INPUT MATERIAL =>
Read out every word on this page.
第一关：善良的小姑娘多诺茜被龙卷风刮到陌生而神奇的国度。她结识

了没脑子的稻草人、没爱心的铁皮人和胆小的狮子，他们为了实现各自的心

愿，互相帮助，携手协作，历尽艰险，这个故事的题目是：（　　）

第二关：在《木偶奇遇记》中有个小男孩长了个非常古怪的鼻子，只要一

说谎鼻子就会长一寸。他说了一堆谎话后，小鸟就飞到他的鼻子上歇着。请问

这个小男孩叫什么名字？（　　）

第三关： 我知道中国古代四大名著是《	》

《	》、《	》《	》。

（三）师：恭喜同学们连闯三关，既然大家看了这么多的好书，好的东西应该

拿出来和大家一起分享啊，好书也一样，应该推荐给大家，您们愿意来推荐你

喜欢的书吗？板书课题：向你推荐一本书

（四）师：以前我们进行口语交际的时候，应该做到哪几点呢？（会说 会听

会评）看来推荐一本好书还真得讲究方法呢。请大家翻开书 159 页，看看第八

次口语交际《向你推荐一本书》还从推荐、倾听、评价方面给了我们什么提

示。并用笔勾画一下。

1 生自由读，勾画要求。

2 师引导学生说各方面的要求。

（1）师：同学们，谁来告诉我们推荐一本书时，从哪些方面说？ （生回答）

---

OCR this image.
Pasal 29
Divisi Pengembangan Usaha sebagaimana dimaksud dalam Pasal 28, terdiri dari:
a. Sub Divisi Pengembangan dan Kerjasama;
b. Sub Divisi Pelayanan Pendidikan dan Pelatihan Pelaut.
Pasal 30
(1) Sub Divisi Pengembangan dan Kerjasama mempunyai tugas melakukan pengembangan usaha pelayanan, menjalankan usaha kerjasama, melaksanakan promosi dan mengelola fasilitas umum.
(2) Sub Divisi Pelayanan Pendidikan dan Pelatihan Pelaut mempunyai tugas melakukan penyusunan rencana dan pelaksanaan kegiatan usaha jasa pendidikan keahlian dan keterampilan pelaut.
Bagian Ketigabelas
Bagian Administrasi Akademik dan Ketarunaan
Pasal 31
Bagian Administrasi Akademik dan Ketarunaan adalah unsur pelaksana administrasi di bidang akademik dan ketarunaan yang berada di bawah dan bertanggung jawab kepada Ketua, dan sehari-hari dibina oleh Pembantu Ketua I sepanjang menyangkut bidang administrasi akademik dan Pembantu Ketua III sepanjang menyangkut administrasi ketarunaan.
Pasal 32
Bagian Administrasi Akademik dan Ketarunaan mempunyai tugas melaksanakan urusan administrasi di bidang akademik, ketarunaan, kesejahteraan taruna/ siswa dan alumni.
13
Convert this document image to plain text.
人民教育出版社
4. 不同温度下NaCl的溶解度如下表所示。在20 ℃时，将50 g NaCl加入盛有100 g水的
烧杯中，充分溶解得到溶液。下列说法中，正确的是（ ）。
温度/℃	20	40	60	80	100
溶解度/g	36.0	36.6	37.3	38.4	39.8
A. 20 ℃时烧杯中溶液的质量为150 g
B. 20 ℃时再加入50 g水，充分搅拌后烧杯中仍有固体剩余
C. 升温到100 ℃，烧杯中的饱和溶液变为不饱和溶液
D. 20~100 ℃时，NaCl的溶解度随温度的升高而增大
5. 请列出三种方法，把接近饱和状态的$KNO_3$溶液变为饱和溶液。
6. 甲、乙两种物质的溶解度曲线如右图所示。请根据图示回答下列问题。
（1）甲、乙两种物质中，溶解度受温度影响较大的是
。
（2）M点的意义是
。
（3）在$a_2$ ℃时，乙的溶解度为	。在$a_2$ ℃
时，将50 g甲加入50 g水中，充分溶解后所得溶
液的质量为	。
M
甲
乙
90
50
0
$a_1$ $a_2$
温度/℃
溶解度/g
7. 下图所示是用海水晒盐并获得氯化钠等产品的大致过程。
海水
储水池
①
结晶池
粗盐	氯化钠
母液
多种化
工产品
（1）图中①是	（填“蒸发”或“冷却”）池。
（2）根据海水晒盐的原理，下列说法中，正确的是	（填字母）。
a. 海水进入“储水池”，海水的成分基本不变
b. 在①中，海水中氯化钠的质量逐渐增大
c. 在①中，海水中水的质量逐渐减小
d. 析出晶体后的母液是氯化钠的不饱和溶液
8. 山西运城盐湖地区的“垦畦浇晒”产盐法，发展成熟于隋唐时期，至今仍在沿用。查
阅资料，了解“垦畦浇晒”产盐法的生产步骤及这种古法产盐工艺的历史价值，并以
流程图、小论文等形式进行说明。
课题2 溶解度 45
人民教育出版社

--

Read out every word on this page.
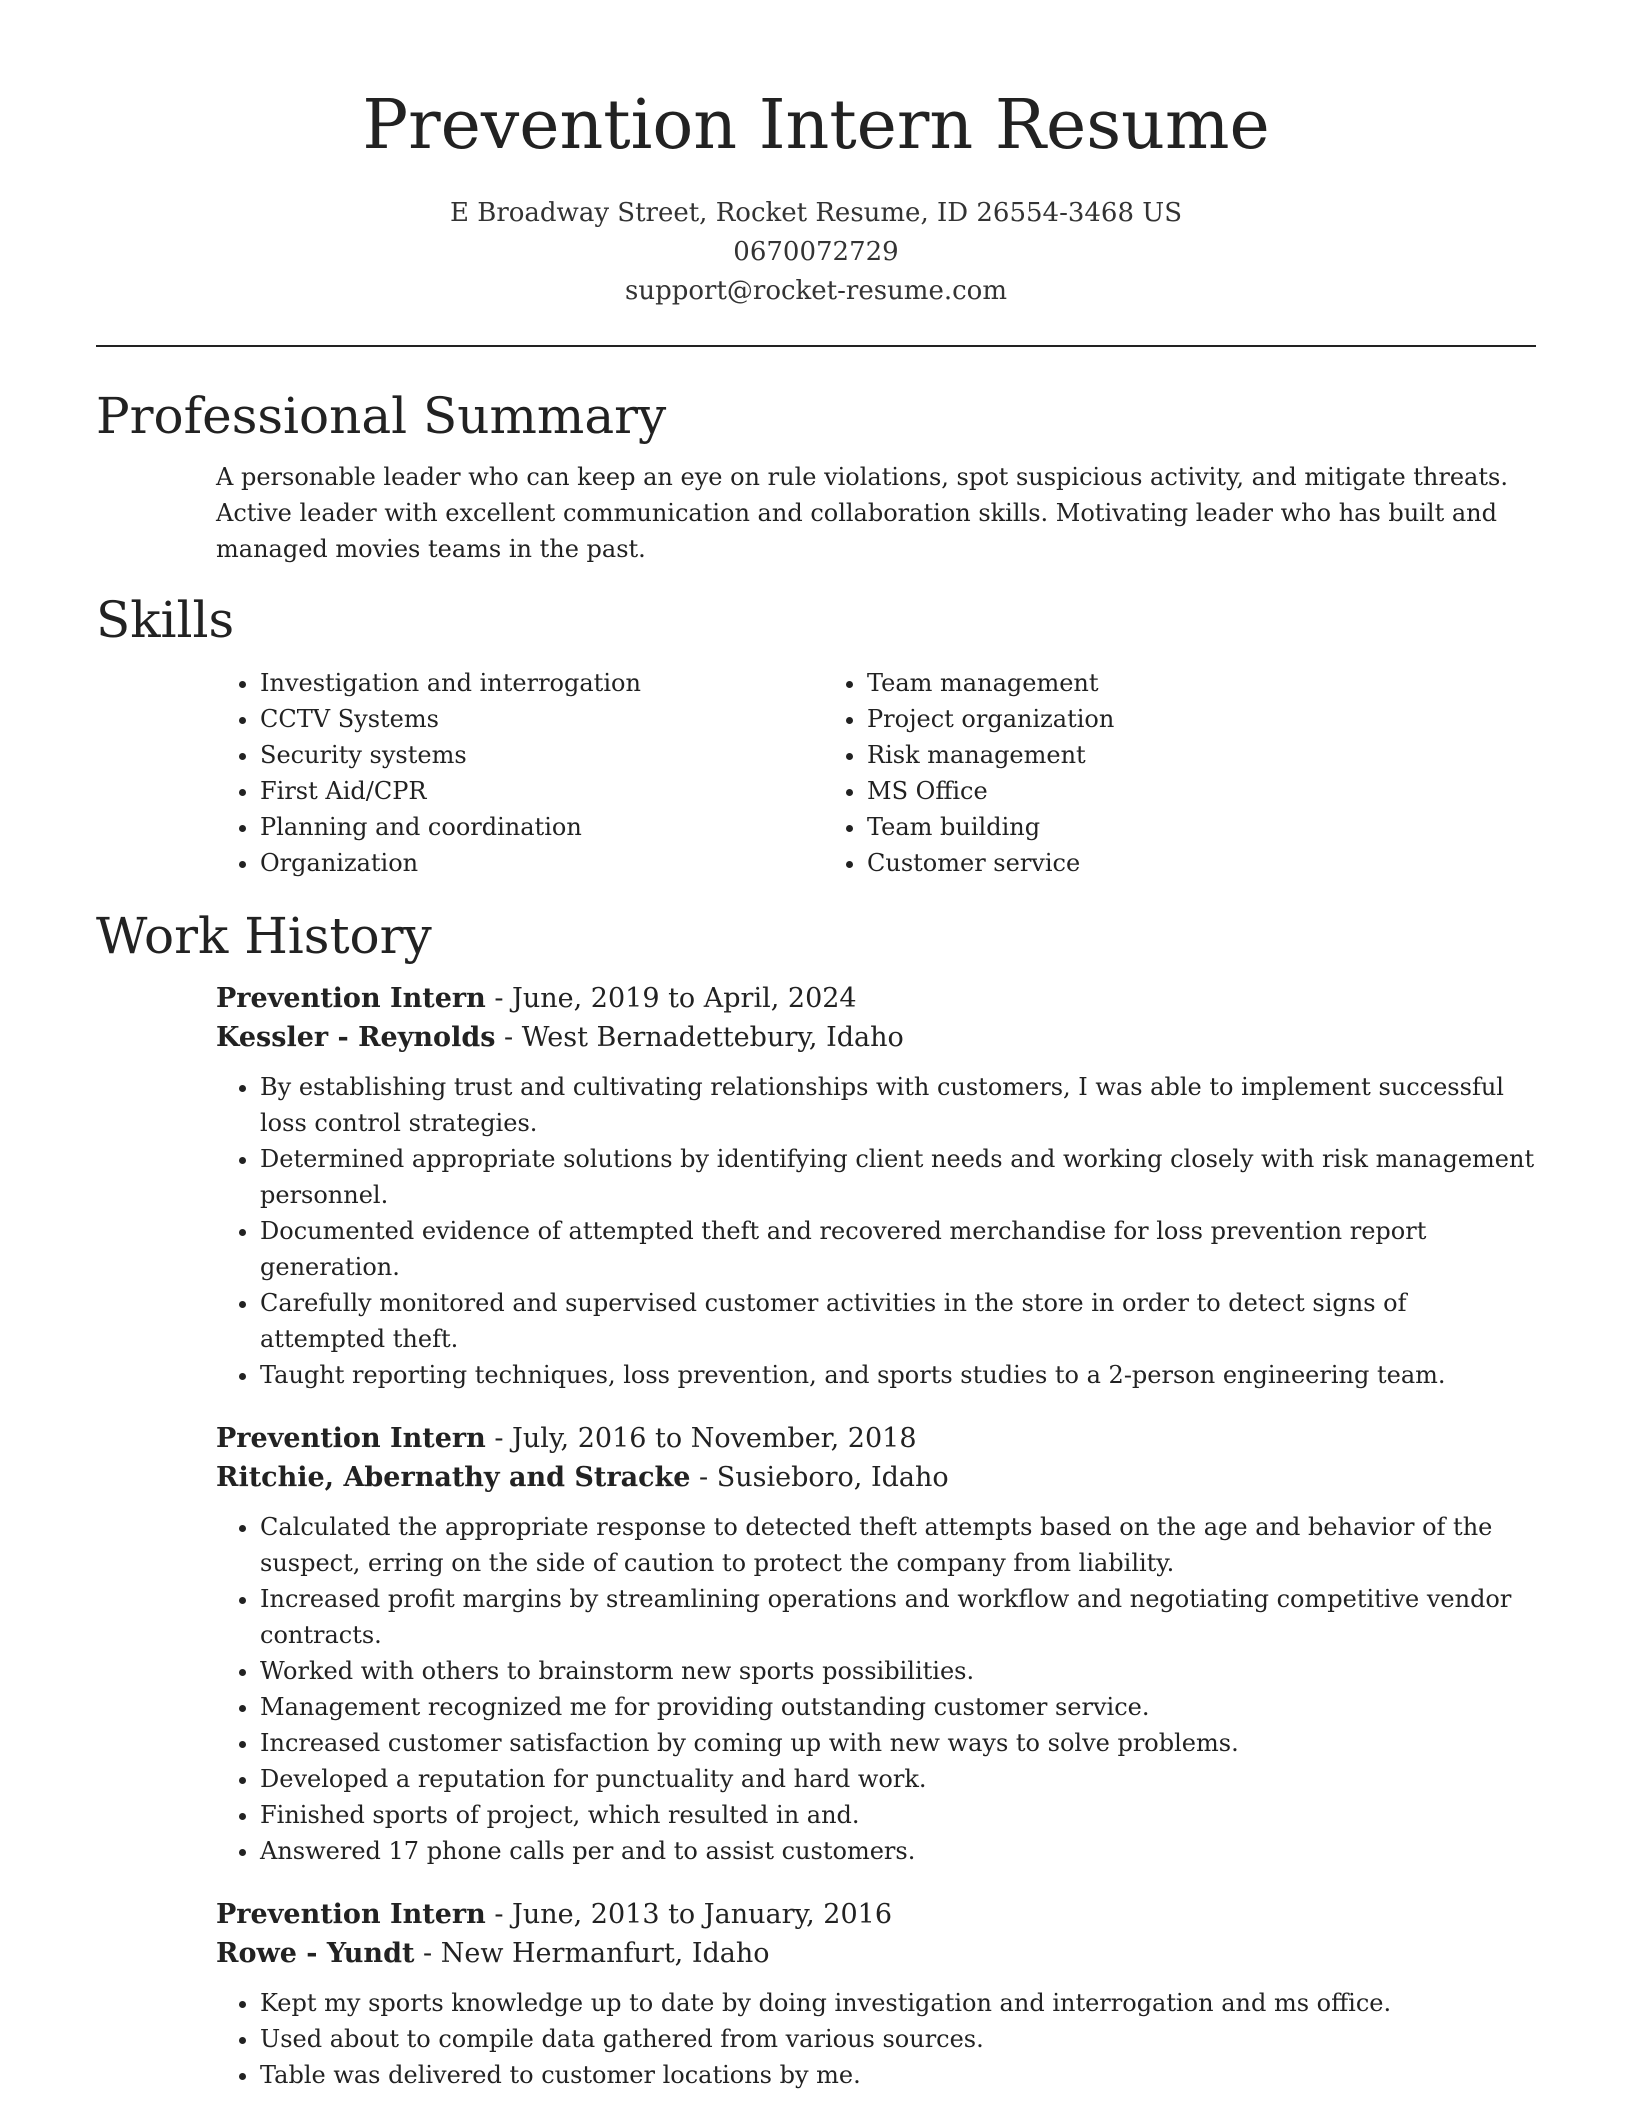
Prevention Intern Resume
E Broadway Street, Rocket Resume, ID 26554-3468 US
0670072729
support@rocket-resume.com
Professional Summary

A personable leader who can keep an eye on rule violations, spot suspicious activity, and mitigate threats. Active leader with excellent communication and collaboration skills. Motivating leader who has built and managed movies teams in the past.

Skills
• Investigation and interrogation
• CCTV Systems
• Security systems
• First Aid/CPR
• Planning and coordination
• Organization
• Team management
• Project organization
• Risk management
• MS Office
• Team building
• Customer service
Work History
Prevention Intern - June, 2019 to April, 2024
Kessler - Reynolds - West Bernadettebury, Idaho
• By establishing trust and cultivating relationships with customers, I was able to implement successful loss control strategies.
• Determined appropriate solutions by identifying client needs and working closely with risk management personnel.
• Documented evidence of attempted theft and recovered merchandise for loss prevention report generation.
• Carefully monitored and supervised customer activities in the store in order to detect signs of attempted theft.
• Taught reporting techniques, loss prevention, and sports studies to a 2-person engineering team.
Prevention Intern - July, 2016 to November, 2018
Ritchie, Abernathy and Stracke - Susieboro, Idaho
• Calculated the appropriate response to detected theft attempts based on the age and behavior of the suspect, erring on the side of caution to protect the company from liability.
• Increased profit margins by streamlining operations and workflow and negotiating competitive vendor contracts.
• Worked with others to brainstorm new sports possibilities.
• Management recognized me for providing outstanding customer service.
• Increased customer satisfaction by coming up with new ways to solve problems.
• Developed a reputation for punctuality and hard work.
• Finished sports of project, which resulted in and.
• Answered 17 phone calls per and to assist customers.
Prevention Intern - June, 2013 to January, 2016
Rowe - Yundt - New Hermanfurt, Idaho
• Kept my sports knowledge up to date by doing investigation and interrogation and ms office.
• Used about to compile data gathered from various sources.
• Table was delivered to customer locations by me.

EXERCISE DETAILS => Look through the entries above and report the number of lines that contain "Pendidikan". Write only the number.

CORRECT RESULT => 2